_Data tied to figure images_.
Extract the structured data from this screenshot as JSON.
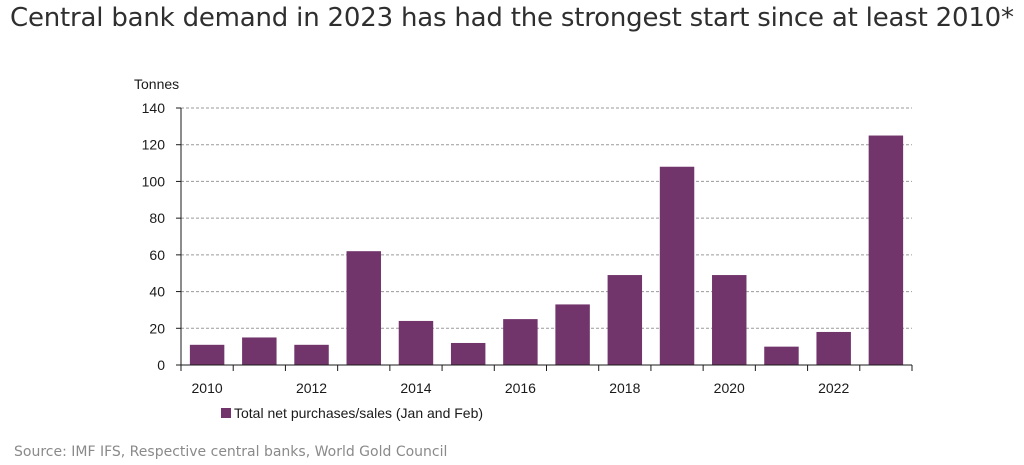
{
  "title": "Central bank demand in 2023 has had the strongest start since at least 2010*",
  "source": "Source: IMF IFS, Respective central banks, World Gold Council",
  "colors": {
    "bar": "#71356b",
    "grid": "#9a9a9a",
    "axis": "#1a1a1a"
  },
  "chart_data": {
    "type": "bar",
    "ylabel": "Tonnes",
    "ylim": [
      0,
      140
    ],
    "yticks": [
      0,
      20,
      40,
      60,
      80,
      100,
      120,
      140
    ],
    "grid": true,
    "legend_position": "bottom",
    "categories": [
      "2010",
      "2011",
      "2012",
      "2013",
      "2014",
      "2015",
      "2016",
      "2017",
      "2018",
      "2019",
      "2020",
      "2021",
      "2022",
      "2023"
    ],
    "xtick_labels": [
      "2010",
      "2012",
      "2014",
      "2016",
      "2018",
      "2020",
      "2022"
    ],
    "series": [
      {
        "name": "Total net purchases/sales (Jan and Feb)",
        "values": [
          11,
          15,
          11,
          62,
          24,
          12,
          25,
          33,
          49,
          108,
          49,
          10,
          18,
          125
        ]
      }
    ]
  }
}
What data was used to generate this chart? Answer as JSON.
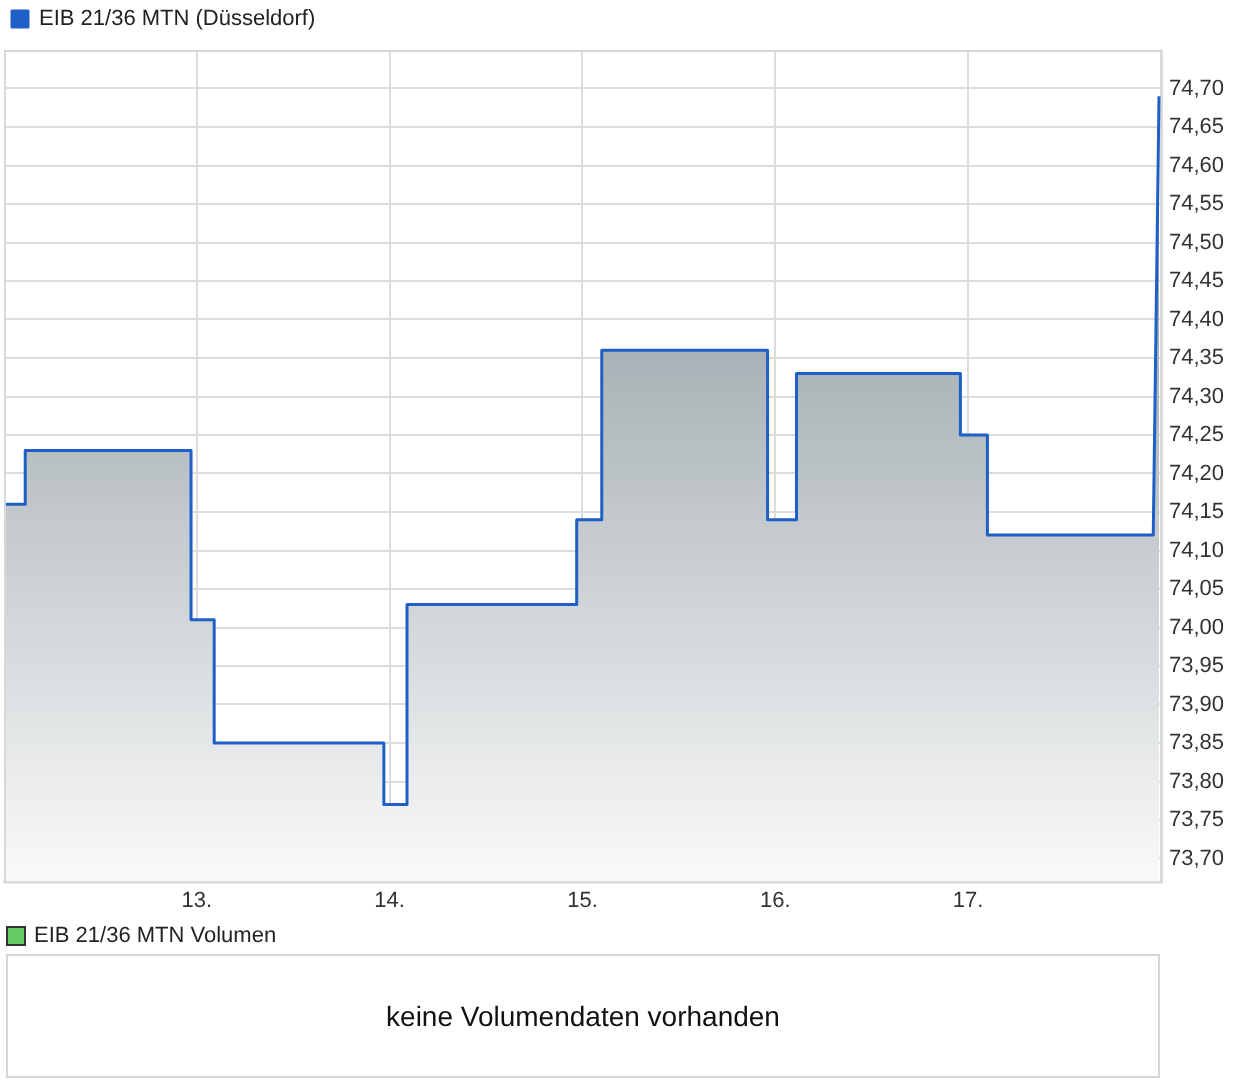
{
  "chart_data": [
    {
      "type": "area",
      "legend": "top left",
      "grid": true,
      "marker": "none",
      "x": [
        12.0,
        12.11,
        12.11,
        12.97,
        12.97,
        13.09,
        13.09,
        13.97,
        13.97,
        14.09,
        14.09,
        14.97,
        14.97,
        15.1,
        15.1,
        15.96,
        15.96,
        16.11,
        16.11,
        16.96,
        16.96,
        17.1,
        17.1,
        17.96,
        17.99
      ],
      "series": [
        {
          "name": "EIB 21/36 MTN (Düsseldorf)",
          "color": "#1f5fc8",
          "values": [
            74.16,
            74.16,
            74.23,
            74.23,
            74.01,
            74.01,
            73.85,
            73.85,
            73.77,
            73.77,
            74.03,
            74.03,
            74.14,
            74.14,
            74.36,
            74.36,
            74.14,
            74.14,
            74.33,
            74.33,
            74.25,
            74.25,
            74.12,
            74.12,
            74.69
          ]
        }
      ],
      "xlim": [
        12,
        18
      ],
      "xticks": [
        {
          "value": 13,
          "label": "13."
        },
        {
          "value": 14,
          "label": "14."
        },
        {
          "value": 15,
          "label": "15."
        },
        {
          "value": 16,
          "label": "16."
        },
        {
          "value": 17,
          "label": "17."
        }
      ],
      "ylim": [
        73.67,
        74.75
      ],
      "yticks": [
        {
          "value": 73.7,
          "label": "73,70"
        },
        {
          "value": 73.75,
          "label": "73,75"
        },
        {
          "value": 73.8,
          "label": "73,80"
        },
        {
          "value": 73.85,
          "label": "73,85"
        },
        {
          "value": 73.9,
          "label": "73,90"
        },
        {
          "value": 73.95,
          "label": "73,95"
        },
        {
          "value": 74.0,
          "label": "74,00"
        },
        {
          "value": 74.05,
          "label": "74,05"
        },
        {
          "value": 74.1,
          "label": "74,10"
        },
        {
          "value": 74.15,
          "label": "74,15"
        },
        {
          "value": 74.2,
          "label": "74,20"
        },
        {
          "value": 74.25,
          "label": "74,25"
        },
        {
          "value": 74.3,
          "label": "74,30"
        },
        {
          "value": 74.35,
          "label": "74,35"
        },
        {
          "value": 74.4,
          "label": "74,40"
        },
        {
          "value": 74.45,
          "label": "74,45"
        },
        {
          "value": 74.5,
          "label": "74,50"
        },
        {
          "value": 74.55,
          "label": "74,55"
        },
        {
          "value": 74.6,
          "label": "74,60"
        },
        {
          "value": 74.65,
          "label": "74,65"
        },
        {
          "value": 74.7,
          "label": "74,70"
        }
      ]
    },
    {
      "type": "other",
      "legend": "top left",
      "series": [
        {
          "name": "EIB 21/36 MTN Volumen",
          "color": "#66cc66"
        }
      ],
      "annotations": [
        "keine Volumendaten vorhanden"
      ]
    }
  ]
}
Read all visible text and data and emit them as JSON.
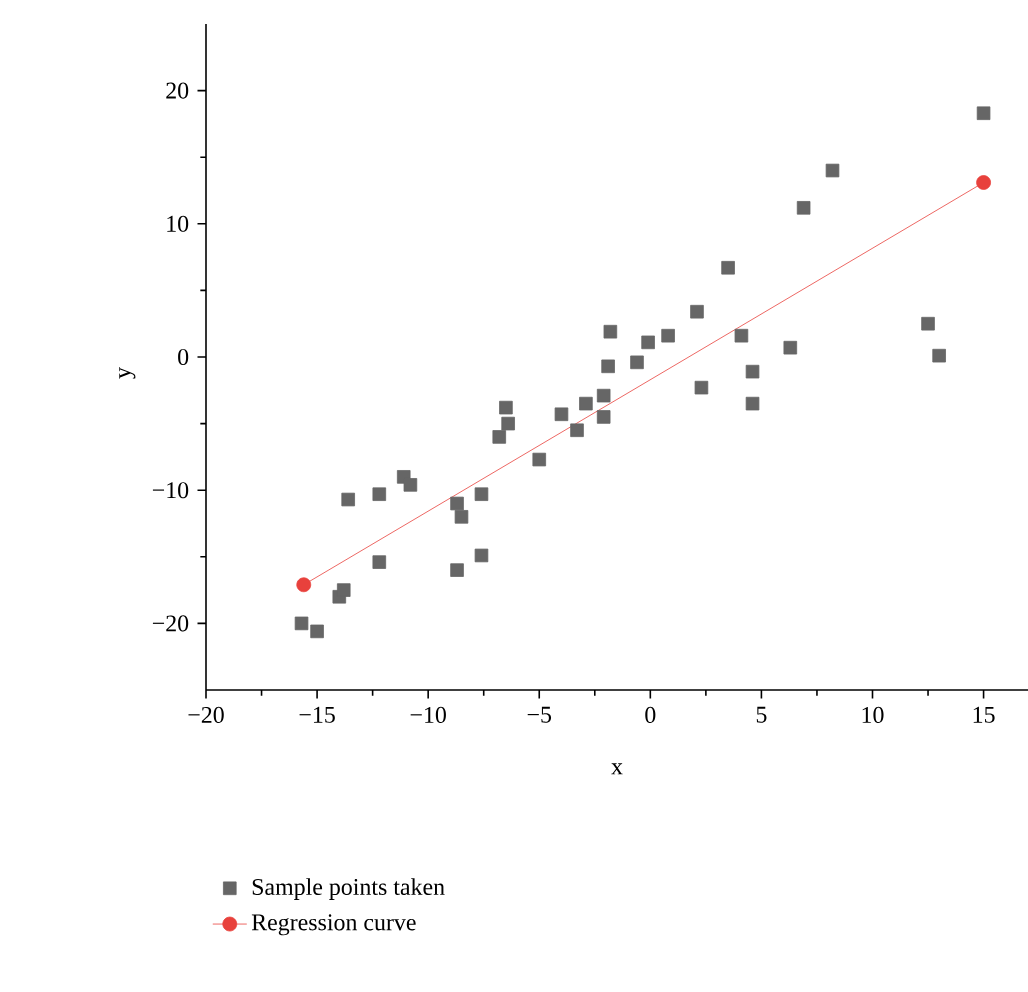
{
  "chart_data": {
    "type": "scatter",
    "xlabel": "x",
    "ylabel": "y",
    "xlim": [
      -20,
      17
    ],
    "ylim": [
      -25,
      25
    ],
    "xticks": [
      {
        "value": -20,
        "label": "−20"
      },
      {
        "value": -15,
        "label": "−15"
      },
      {
        "value": -10,
        "label": "−10"
      },
      {
        "value": -5,
        "label": "−5"
      },
      0,
      5,
      10,
      15
    ],
    "yticks": [
      {
        "value": -20,
        "label": "−20"
      },
      {
        "value": -10,
        "label": "−10"
      },
      0,
      10,
      20
    ],
    "grid": false,
    "legend": "bottom left",
    "series": [
      {
        "name": "Sample points taken",
        "marker": "square",
        "color": "#666666",
        "x": [
          -15.7,
          -15,
          -14,
          -13.8,
          -13.6,
          -12.2,
          -12.2,
          -11.1,
          -10.8,
          -8.7,
          -8.5,
          -8.7,
          -7.6,
          -7.6,
          -6.8,
          -6.5,
          -6.4,
          -5,
          -4,
          -3.3,
          -2.9,
          -2.1,
          -2.1,
          -1.9,
          -1.8,
          -0.6,
          -0.1,
          0.8,
          2.1,
          2.3,
          3.5,
          4.1,
          4.6,
          4.6,
          6.3,
          6.9,
          8.2,
          12.5,
          13,
          15
        ],
        "values": [
          -20,
          -20.6,
          -18,
          -17.5,
          -10.7,
          -10.3,
          -15.4,
          -9,
          -9.6,
          -11,
          -12,
          -16,
          -10.3,
          -14.9,
          -6,
          -3.8,
          -5,
          -7.7,
          -4.3,
          -5.5,
          -3.5,
          -2.9,
          -4.5,
          -0.7,
          1.9,
          -0.4,
          1.1,
          1.6,
          3.4,
          -2.3,
          6.7,
          1.6,
          -1.1,
          -3.5,
          0.7,
          11.2,
          14,
          2.5,
          0.1,
          18.3
        ]
      },
      {
        "name": "Regression curve",
        "type": "line",
        "marker": "circle",
        "color": "#e8413c",
        "x": [
          -15.6,
          15
        ],
        "values": [
          -17.1,
          13.1
        ]
      }
    ]
  }
}
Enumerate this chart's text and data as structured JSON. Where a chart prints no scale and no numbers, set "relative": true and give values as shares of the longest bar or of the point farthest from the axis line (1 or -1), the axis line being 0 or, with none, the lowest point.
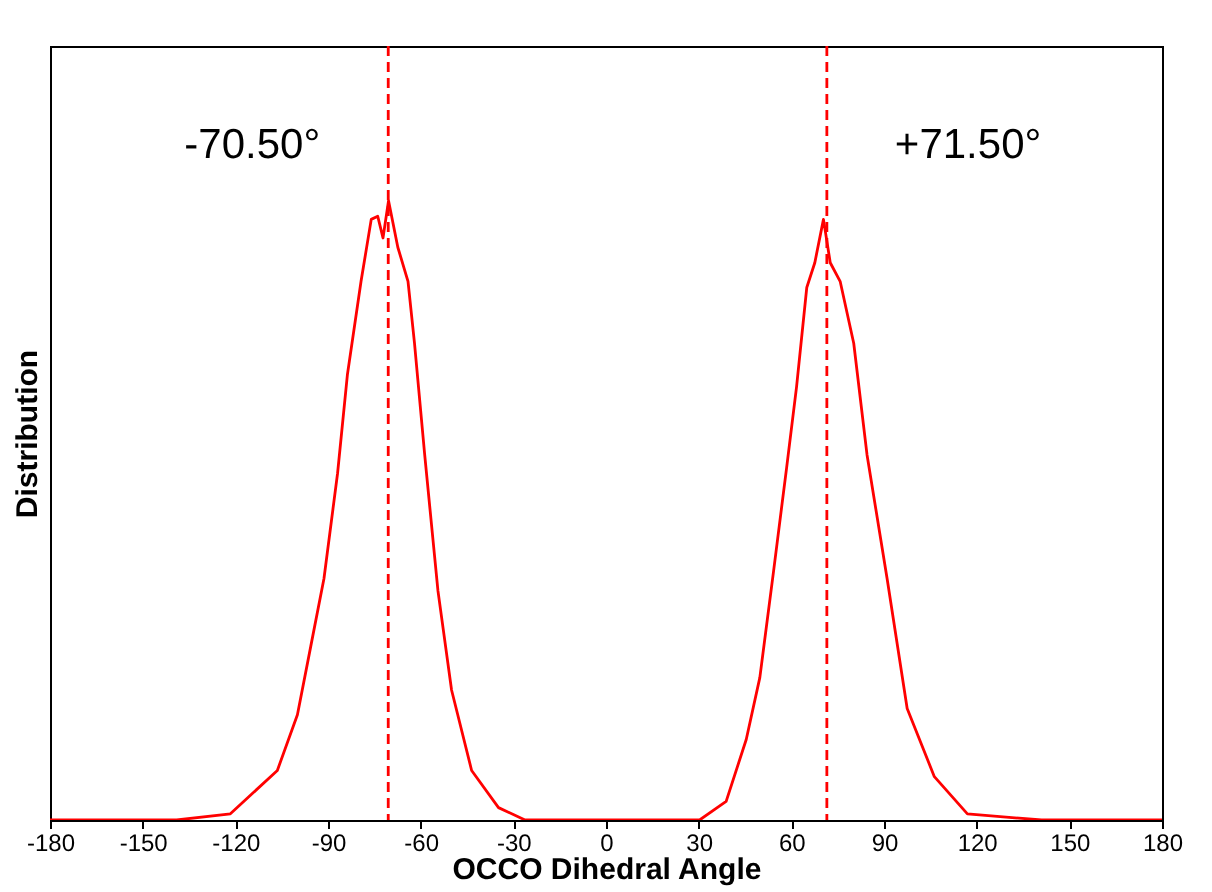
{
  "chart_data": {
    "type": "line",
    "relative": true,
    "xlabel": "OCCO Dihedral Angle",
    "ylabel": "Distribution",
    "xlim": [
      -180,
      180
    ],
    "xticks": [
      -180,
      -150,
      -120,
      -90,
      -60,
      -30,
      0,
      30,
      60,
      90,
      120,
      150,
      180
    ],
    "grid": false,
    "marker": "none",
    "line_style": "solid",
    "series": [
      {
        "color": "#ff0000",
        "x": [
          -180,
          -139,
          -121.6,
          -106.4,
          -99.9,
          -95.6,
          -91.3,
          -86.9,
          -83.7,
          -79.3,
          -76,
          -73.9,
          -72.2,
          -70.4,
          -67.4,
          -64.1,
          -62,
          -58.7,
          -54.4,
          -50,
          -43.5,
          -34.8,
          -26.2,
          -8.8,
          10.7,
          30.3,
          38.9,
          45.4,
          49.8,
          54.2,
          58.5,
          61.7,
          65,
          67.6,
          70.4,
          72.6,
          75.8,
          80.2,
          84.5,
          91,
          97.5,
          106.3,
          117,
          141,
          180
        ],
        "values": [
          0,
          0,
          0.01,
          0.08,
          0.17,
          0.28,
          0.39,
          0.56,
          0.72,
          0.87,
          0.97,
          0.975,
          0.94,
          1,
          0.925,
          0.87,
          0.77,
          0.59,
          0.37,
          0.21,
          0.08,
          0.02,
          0,
          0,
          0,
          0,
          0.03,
          0.13,
          0.23,
          0.4,
          0.57,
          0.7,
          0.86,
          0.9,
          0.97,
          0.9,
          0.87,
          0.77,
          0.59,
          0.39,
          0.18,
          0.07,
          0.01,
          0,
          0
        ]
      }
    ],
    "ref_lines": [
      {
        "axis": "x",
        "value": -70.5,
        "label": "-70.50°",
        "color": "#ff0000",
        "line_style": "dashed"
      },
      {
        "axis": "x",
        "value": 71.5,
        "label": "+71.50°",
        "color": "#ff0000",
        "line_style": "dashed"
      }
    ]
  }
}
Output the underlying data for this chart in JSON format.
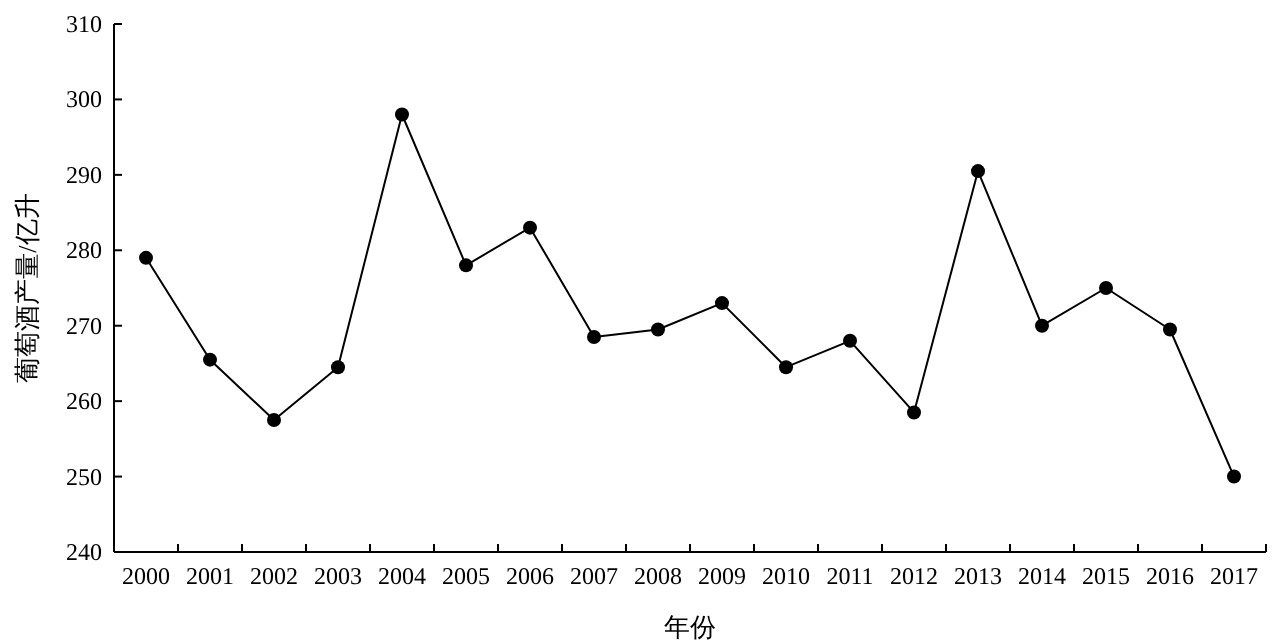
{
  "chart_data": {
    "type": "line",
    "xlabel": "年份",
    "ylabel": "葡萄酒产量/亿升",
    "categories": [
      "2000",
      "2001",
      "2002",
      "2003",
      "2004",
      "2005",
      "2006",
      "2007",
      "2008",
      "2009",
      "2010",
      "2011",
      "2012",
      "2013",
      "2014",
      "2015",
      "2016",
      "2017"
    ],
    "series": [
      {
        "color": "#000000",
        "values": [
          279,
          265.5,
          257.5,
          264.5,
          298,
          278,
          283,
          268.5,
          269.5,
          273,
          264.5,
          268,
          258.5,
          290.5,
          270,
          275,
          269.5,
          250
        ]
      }
    ],
    "ylim": [
      240,
      310
    ],
    "yticks": [
      240,
      250,
      260,
      270,
      280,
      290,
      300,
      310
    ],
    "marker": "circle",
    "line_style": "solid"
  }
}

_Task objective_. In the records above, find the lines containing "from" and copy them.

_Response below_.
Extract the structured data from this screenshot as JSON.
Enumerate this chart's text and data as structured JSON. Where a chart prints no scale and no numbers, set "relative": true and give values as shares of the longest bar or of the point farthest from the axis line (1 or -1), the axis line being 0 or, with none, the lowest point.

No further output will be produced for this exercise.